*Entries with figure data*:
########################################

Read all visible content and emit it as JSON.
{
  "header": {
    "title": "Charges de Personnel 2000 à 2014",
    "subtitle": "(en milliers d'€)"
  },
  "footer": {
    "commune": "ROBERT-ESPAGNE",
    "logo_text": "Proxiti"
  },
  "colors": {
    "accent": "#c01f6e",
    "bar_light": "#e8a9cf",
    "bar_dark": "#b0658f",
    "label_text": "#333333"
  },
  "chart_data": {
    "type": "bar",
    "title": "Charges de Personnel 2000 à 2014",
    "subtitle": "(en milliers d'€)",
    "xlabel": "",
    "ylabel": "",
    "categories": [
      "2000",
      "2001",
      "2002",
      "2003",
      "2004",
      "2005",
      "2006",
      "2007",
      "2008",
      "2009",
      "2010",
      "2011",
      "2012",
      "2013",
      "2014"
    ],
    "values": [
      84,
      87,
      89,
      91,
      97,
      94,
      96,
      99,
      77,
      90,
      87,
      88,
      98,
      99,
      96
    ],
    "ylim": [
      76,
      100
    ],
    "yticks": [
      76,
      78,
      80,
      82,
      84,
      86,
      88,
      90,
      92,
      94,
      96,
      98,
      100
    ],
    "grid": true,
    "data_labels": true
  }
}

########################################

*Exercise*:
Once more, set down the full listing, verbatim.

*In response*:
Read all visible content and emit it as JSON.
{
  "header": {
    "title": "Charges de Personnel 2000 à 2014",
    "subtitle": "(en milliers d'€)"
  },
  "footer": {
    "commune": "ROBERT-ESPAGNE",
    "logo_text": "Proxiti"
  },
  "colors": {
    "accent": "#c01f6e",
    "bar_light": "#e8a9cf",
    "bar_dark": "#b0658f",
    "label_text": "#333333"
  },
  "chart_data": {
    "type": "bar",
    "title": "Charges de Personnel 2000 à 2014",
    "subtitle": "(en milliers d'€)",
    "xlabel": "",
    "ylabel": "",
    "categories": [
      "2000",
      "2001",
      "2002",
      "2003",
      "2004",
      "2005",
      "2006",
      "2007",
      "2008",
      "2009",
      "2010",
      "2011",
      "2012",
      "2013",
      "2014"
    ],
    "values": [
      84,
      87,
      89,
      91,
      97,
      94,
      96,
      99,
      77,
      90,
      87,
      88,
      98,
      99,
      96
    ],
    "ylim": [
      76,
      100
    ],
    "yticks": [
      76,
      78,
      80,
      82,
      84,
      86,
      88,
      90,
      92,
      94,
      96,
      98,
      100
    ],
    "grid": true,
    "data_labels": true
  }
}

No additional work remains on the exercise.